====== PROVIDED RECORDS ======

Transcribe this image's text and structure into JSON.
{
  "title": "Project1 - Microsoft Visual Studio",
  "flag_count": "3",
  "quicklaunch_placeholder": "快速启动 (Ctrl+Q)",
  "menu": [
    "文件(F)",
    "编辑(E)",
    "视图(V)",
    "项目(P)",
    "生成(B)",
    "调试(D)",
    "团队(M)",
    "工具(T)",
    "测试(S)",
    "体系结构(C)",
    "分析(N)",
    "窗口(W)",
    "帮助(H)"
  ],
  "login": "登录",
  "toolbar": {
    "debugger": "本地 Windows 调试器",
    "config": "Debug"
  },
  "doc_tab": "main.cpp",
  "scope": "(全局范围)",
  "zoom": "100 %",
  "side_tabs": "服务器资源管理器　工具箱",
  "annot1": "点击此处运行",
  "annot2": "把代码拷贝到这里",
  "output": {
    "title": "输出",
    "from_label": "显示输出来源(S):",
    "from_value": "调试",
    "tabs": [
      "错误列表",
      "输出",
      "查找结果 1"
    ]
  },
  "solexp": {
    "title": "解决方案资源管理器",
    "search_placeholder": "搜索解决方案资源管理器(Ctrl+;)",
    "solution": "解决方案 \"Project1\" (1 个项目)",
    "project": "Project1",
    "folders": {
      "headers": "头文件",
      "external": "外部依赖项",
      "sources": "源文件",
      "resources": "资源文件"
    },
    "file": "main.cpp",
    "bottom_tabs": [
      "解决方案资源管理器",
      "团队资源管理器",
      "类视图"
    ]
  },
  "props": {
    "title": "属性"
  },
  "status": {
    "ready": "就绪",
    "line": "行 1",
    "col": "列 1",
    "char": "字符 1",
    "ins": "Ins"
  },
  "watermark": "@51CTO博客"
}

======

Search the data for the string "Ctrl". List each line that has it.

- RESULT:
  "quicklaunch_placeholder": "快速启动 (Ctrl+Q)",
    "search_placeholder": "搜索解决方案资源管理器(Ctrl+;)",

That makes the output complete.